:: TO DO ::
Extract all lines containing "content".
## START LISTED RECORDS
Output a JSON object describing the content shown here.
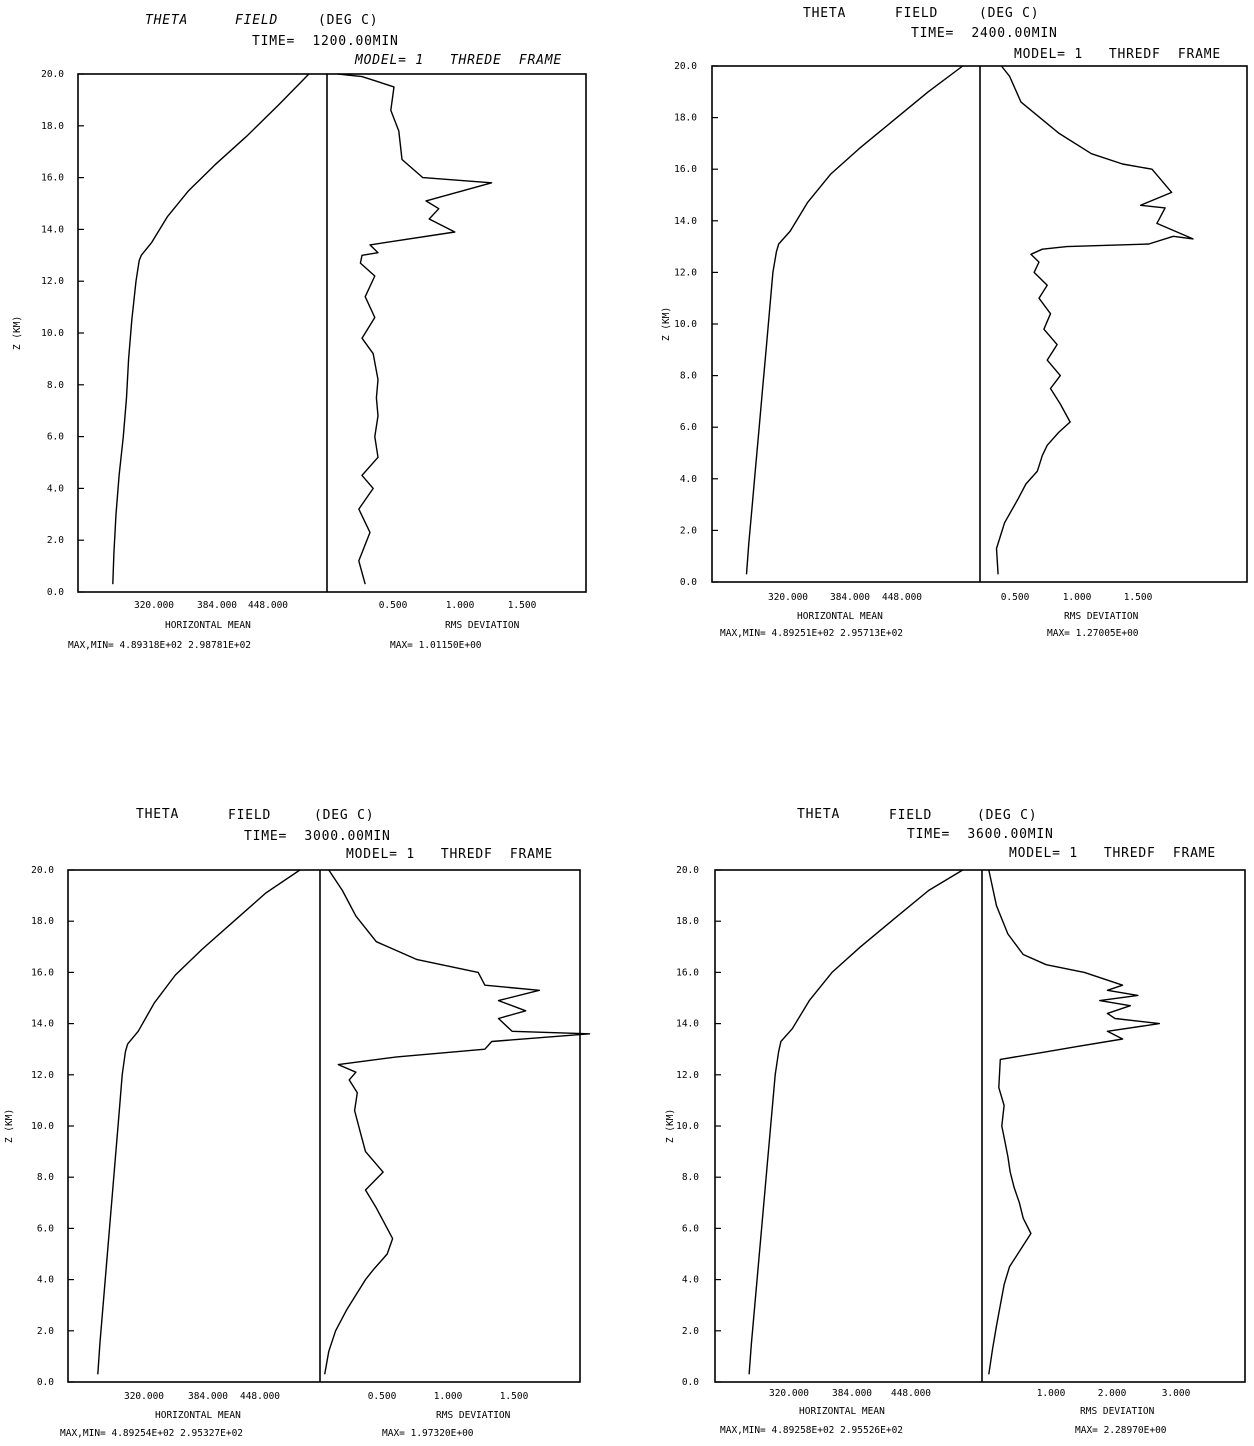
{
  "chart_data": [
    {
      "type": "line",
      "title": {
        "field": "THETA",
        "field_word": "FIELD",
        "unit": "(DEG C)"
      },
      "time_text": "TIME=  1200.00MIN",
      "model_text": "MODEL= 1   THREDE  FRAME",
      "ylabel": "Z (KM)",
      "ylim": [
        0,
        20
      ],
      "yticks": [
        "0.0",
        "2.0",
        "4.0",
        "6.0",
        "8.0",
        "10.0",
        "12.0",
        "14.0",
        "16.0",
        "18.0",
        "20.0"
      ],
      "mean_xticks": [
        "320.000",
        "384.000",
        "448.000"
      ],
      "mean_xlabel": "HORIZONTAL MEAN",
      "mean_stats": "MAX,MIN=  4.89318E+02  2.98781E+02",
      "rms_xticks": [
        "0.500",
        "1.000",
        "1.500"
      ],
      "rms_xlabel": "RMS DEVIATION",
      "rms_stats": "MAX=  1.01150E+00",
      "series": [
        {
          "panel": "mean",
          "xlim": [
            270,
            490
          ],
          "x": [
            303,
            304,
            306,
            309,
            313,
            316,
            318,
            321,
            325,
            328,
            330,
            340,
            355,
            375,
            400,
            430,
            460,
            489
          ],
          "y": [
            0.3,
            1.5,
            3,
            4.5,
            6,
            7.5,
            9,
            10.5,
            12,
            12.8,
            13.0,
            13.5,
            14.5,
            15.5,
            16.5,
            17.6,
            18.8,
            20
          ]
        },
        {
          "panel": "rms",
          "xlim": [
            0,
            1.6
          ],
          "x": [
            0.22,
            0.18,
            0.25,
            0.18,
            0.27,
            0.2,
            0.3,
            0.28,
            0.3,
            0.29,
            0.3,
            0.27,
            0.2,
            0.28,
            0.22,
            0.28,
            0.19,
            0.2,
            0.3,
            0.25,
            0.78,
            0.62,
            0.68,
            0.6,
            1.01,
            0.58,
            0.45,
            0.43,
            0.38,
            0.4,
            0.2,
            0.05
          ],
          "y": [
            0.3,
            1.2,
            2.3,
            3.2,
            4.0,
            4.5,
            5.2,
            6.0,
            6.8,
            7.5,
            8.2,
            9.2,
            9.8,
            10.6,
            11.4,
            12.2,
            12.7,
            13.0,
            13.1,
            13.4,
            13.9,
            14.4,
            14.8,
            15.1,
            15.8,
            16.0,
            16.7,
            17.8,
            18.6,
            19.5,
            19.9,
            20
          ]
        }
      ]
    },
    {
      "type": "line",
      "title": {
        "field": "THETA",
        "field_word": "FIELD",
        "unit": "(DEG C)"
      },
      "time_text": "TIME=  2400.00MIN",
      "model_text": "MODEL= 1   THREDF  FRAME",
      "ylabel": "Z (KM)",
      "ylim": [
        0,
        20
      ],
      "yticks": [
        "0.0",
        "2.0",
        "4.0",
        "6.0",
        "8.0",
        "10.0",
        "12.0",
        "14.0",
        "16.0",
        "18.0",
        "20.0"
      ],
      "mean_xticks": [
        "320.000",
        "384.000",
        "448.000"
      ],
      "mean_xlabel": "HORIZONTAL MEAN",
      "mean_stats": "MAX,MIN=  4.89251E+02  2.95713E+02",
      "rms_xticks": [
        "0.500",
        "1.000",
        "1.500"
      ],
      "rms_xlabel": "RMS DEVIATION",
      "rms_stats": "MAX=  1.27005E+00",
      "series": [
        {
          "panel": "mean",
          "xlim": [
            270,
            490
          ],
          "x": [
            300,
            302,
            305,
            308,
            311,
            314,
            317,
            320,
            323,
            326,
            328,
            338,
            353,
            373,
            398,
            428,
            458,
            488
          ],
          "y": [
            0.3,
            1.5,
            3,
            4.5,
            6,
            7.5,
            9,
            10.5,
            12,
            12.8,
            13.1,
            13.6,
            14.7,
            15.8,
            16.8,
            17.9,
            19.0,
            20
          ]
        },
        {
          "panel": "rms",
          "xlim": [
            0,
            1.6
          ],
          "x": [
            0.08,
            0.07,
            0.12,
            0.2,
            0.25,
            0.32,
            0.35,
            0.38,
            0.45,
            0.52,
            0.46,
            0.4,
            0.46,
            0.38,
            0.44,
            0.36,
            0.4,
            0.33,
            0.38,
            0.3,
            0.33,
            0.28,
            0.35,
            0.5,
            1.0,
            1.15,
            1.27,
            1.05,
            1.1,
            0.95,
            1.14,
            1.02,
            0.84,
            0.65,
            0.45,
            0.22,
            0.15,
            0.1
          ],
          "y": [
            0.3,
            1.3,
            2.3,
            3.2,
            3.8,
            4.3,
            4.9,
            5.3,
            5.8,
            6.2,
            6.9,
            7.5,
            8.0,
            8.6,
            9.2,
            9.8,
            10.4,
            11.0,
            11.5,
            12.0,
            12.4,
            12.7,
            12.9,
            13.0,
            13.1,
            13.4,
            13.3,
            13.9,
            14.5,
            14.6,
            15.1,
            16.0,
            16.2,
            16.6,
            17.4,
            18.6,
            19.6,
            20
          ]
        }
      ]
    },
    {
      "type": "line",
      "title": {
        "field": "THETA",
        "field_word": "FIELD",
        "unit": "(DEG C)"
      },
      "time_text": "TIME=  3000.00MIN",
      "model_text": "MODEL= 1   THREDF  FRAME",
      "ylabel": "Z (KM)",
      "ylim": [
        0,
        20
      ],
      "yticks": [
        "0.0",
        "2.0",
        "4.0",
        "6.0",
        "8.0",
        "10.0",
        "12.0",
        "14.0",
        "16.0",
        "18.0",
        "20.0"
      ],
      "mean_xticks": [
        "320.000",
        "384.000",
        "448.000"
      ],
      "mean_xlabel": "HORIZONTAL MEAN",
      "mean_stats": "MAX,MIN=  4.89254E+02  2.95327E+02",
      "rms_xticks": [
        "0.500",
        "1.000",
        "1.500"
      ],
      "rms_xlabel": "RMS DEVIATION",
      "rms_stats": "MAX=  1.97320E+00",
      "series": [
        {
          "panel": "mean",
          "xlim": [
            270,
            490
          ],
          "x": [
            298,
            300,
            303,
            306,
            309,
            312,
            315,
            318,
            321,
            324,
            326,
            336,
            351,
            371,
            396,
            426,
            456,
            488
          ],
          "y": [
            0.3,
            1.5,
            3,
            4.5,
            6,
            7.5,
            9,
            10.5,
            12,
            12.9,
            13.2,
            13.7,
            14.8,
            15.9,
            16.9,
            18.0,
            19.1,
            20
          ]
        },
        {
          "panel": "rms",
          "xlim": [
            0,
            1.9
          ],
          "x": [
            0.02,
            0.05,
            0.1,
            0.18,
            0.25,
            0.32,
            0.38,
            0.48,
            0.52,
            0.45,
            0.4,
            0.32,
            0.45,
            0.32,
            0.28,
            0.24,
            0.26,
            0.2,
            0.25,
            0.12,
            0.55,
            1.2,
            1.25,
            1.97,
            1.4,
            1.3,
            1.5,
            1.3,
            1.6,
            1.2,
            1.15,
            0.7,
            0.4,
            0.25,
            0.15,
            0.05
          ],
          "y": [
            0.3,
            1.2,
            2.0,
            2.8,
            3.4,
            4.0,
            4.4,
            5.0,
            5.6,
            6.3,
            6.8,
            7.5,
            8.2,
            9.0,
            9.8,
            10.6,
            11.3,
            11.8,
            12.1,
            12.4,
            12.7,
            13.0,
            13.3,
            13.6,
            13.7,
            14.2,
            14.5,
            14.9,
            15.3,
            15.5,
            16.0,
            16.5,
            17.2,
            18.2,
            19.2,
            20
          ]
        }
      ]
    },
    {
      "type": "line",
      "title": {
        "field": "THETA",
        "field_word": "FIELD",
        "unit": "(DEG C)"
      },
      "time_text": "TIME=  3600.00MIN",
      "model_text": "MODEL= 1   THREDF  FRAME",
      "ylabel": "Z (KM)",
      "ylim": [
        0,
        20
      ],
      "yticks": [
        "0.0",
        "2.0",
        "4.0",
        "6.0",
        "8.0",
        "10.0",
        "12.0",
        "14.0",
        "16.0",
        "18.0",
        "20.0"
      ],
      "mean_xticks": [
        "320.000",
        "384.000",
        "448.000"
      ],
      "mean_xlabel": "HORIZONTAL MEAN",
      "mean_stats": "MAX,MIN=  4.89258E+02  2.95526E+02",
      "rms_xticks": [
        "1.000",
        "2.000",
        "3.000"
      ],
      "rms_xlabel": "RMS DEVIATION",
      "rms_stats": "MAX=  2.28970E+00",
      "series": [
        {
          "panel": "mean",
          "xlim": [
            270,
            490
          ],
          "x": [
            300,
            302,
            305,
            308,
            311,
            314,
            317,
            320,
            323,
            326,
            328,
            338,
            353,
            373,
            398,
            428,
            458,
            488
          ],
          "y": [
            0.3,
            1.5,
            3,
            4.5,
            6,
            7.5,
            9,
            10.5,
            12,
            12.9,
            13.3,
            13.8,
            14.9,
            16.0,
            17.0,
            18.1,
            19.2,
            20
          ]
        },
        {
          "panel": "rms",
          "xlim": [
            0,
            3.4
          ],
          "x": [
            0.05,
            0.1,
            0.15,
            0.2,
            0.25,
            0.32,
            0.45,
            0.6,
            0.5,
            0.45,
            0.38,
            0.33,
            0.3,
            0.26,
            0.22,
            0.25,
            0.18,
            0.2,
            0.8,
            1.2,
            1.8,
            1.6,
            2.28,
            1.7,
            1.6,
            1.9,
            1.5,
            2.0,
            1.6,
            1.8,
            1.3,
            0.8,
            0.5,
            0.3,
            0.15,
            0.05
          ],
          "y": [
            0.3,
            1.3,
            2.2,
            3.0,
            3.8,
            4.5,
            5.1,
            5.8,
            6.4,
            7.0,
            7.6,
            8.2,
            8.8,
            9.4,
            10.0,
            10.8,
            11.5,
            12.6,
            12.9,
            13.1,
            13.4,
            13.7,
            14.0,
            14.2,
            14.4,
            14.7,
            14.9,
            15.1,
            15.3,
            15.5,
            16.0,
            16.3,
            16.7,
            17.5,
            18.6,
            20
          ]
        }
      ]
    }
  ]
}
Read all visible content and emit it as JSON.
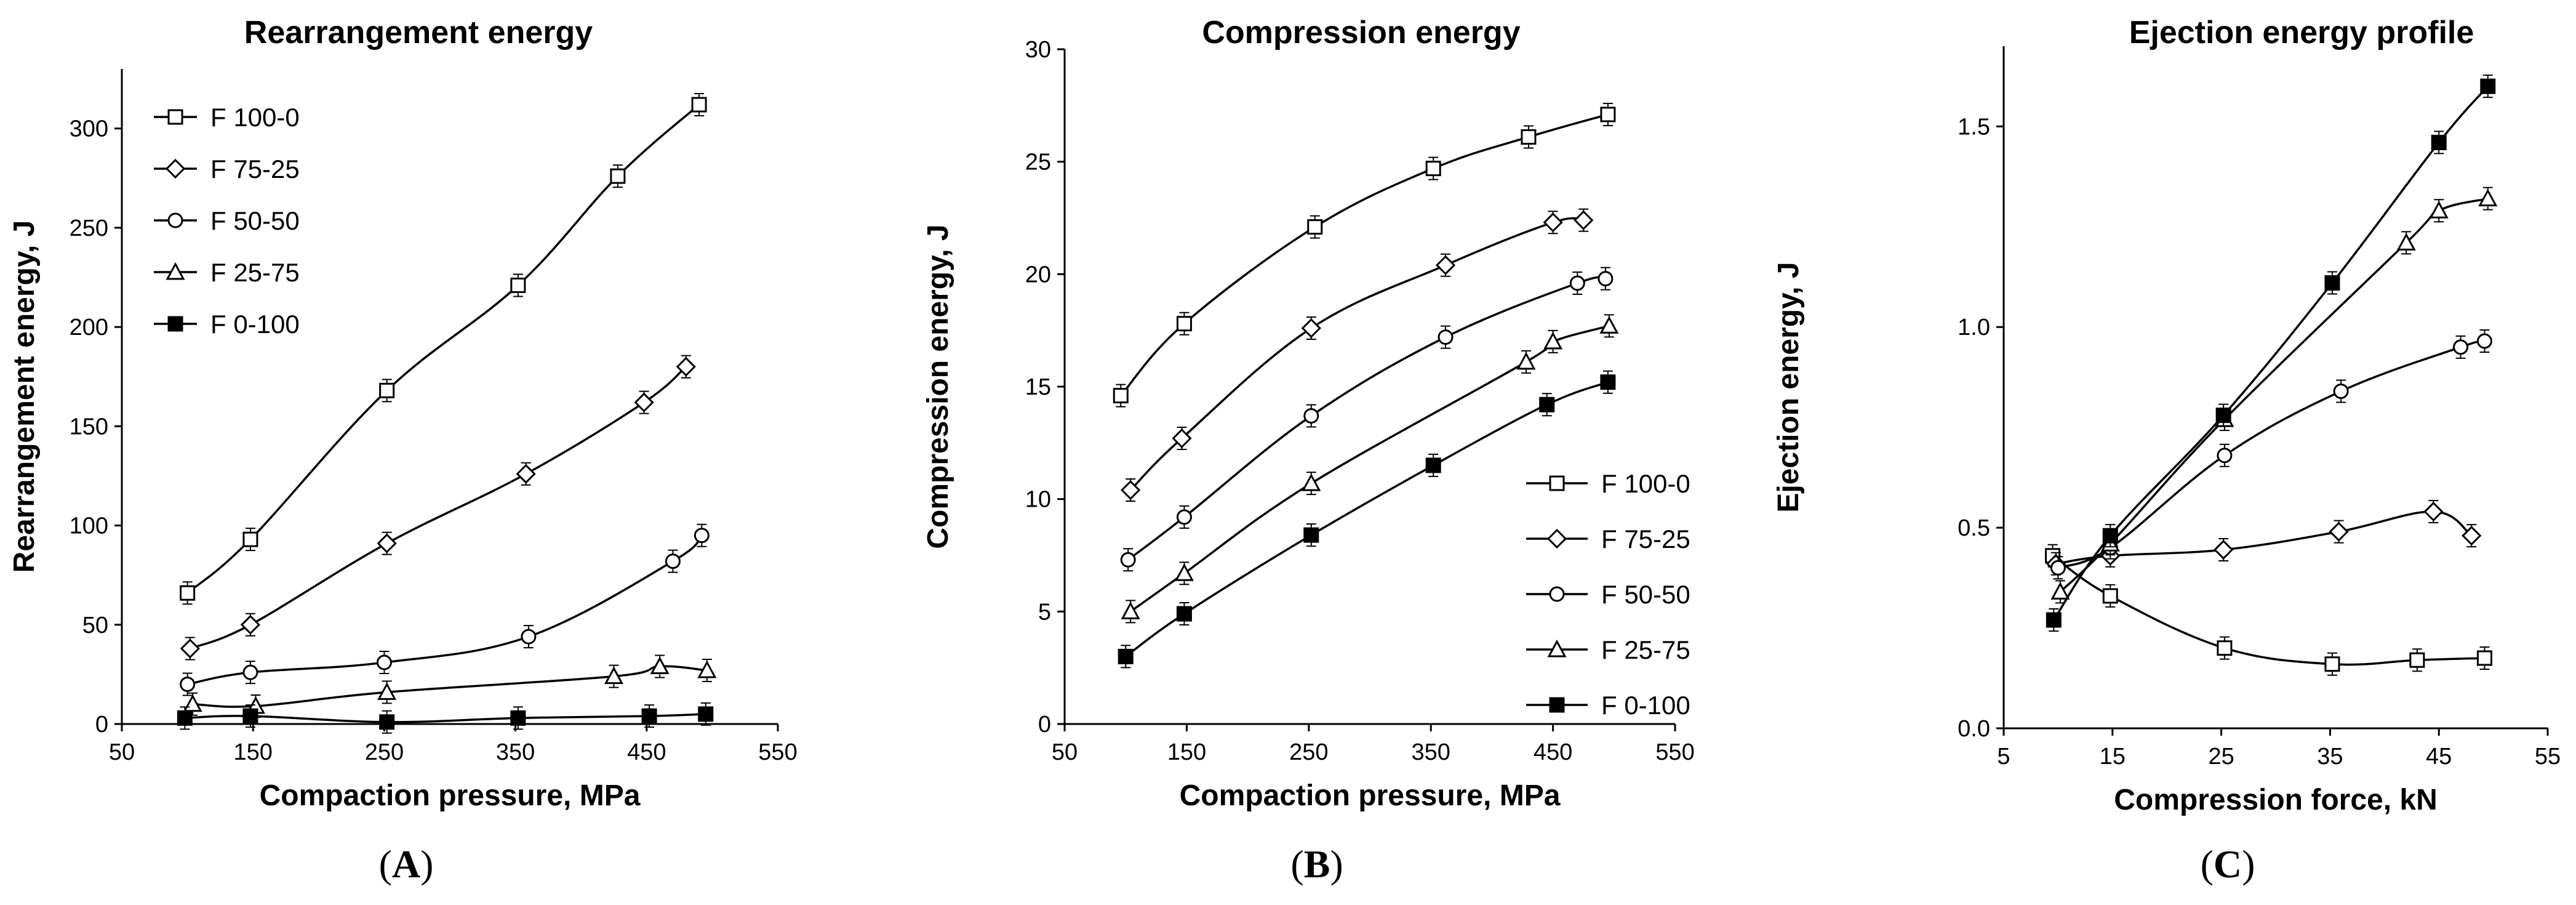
## END LISTED RECORDS
:: TASK ANSWER ::
Output a JSON object describing the content shown here.
Read all visible content and emit it as JSON.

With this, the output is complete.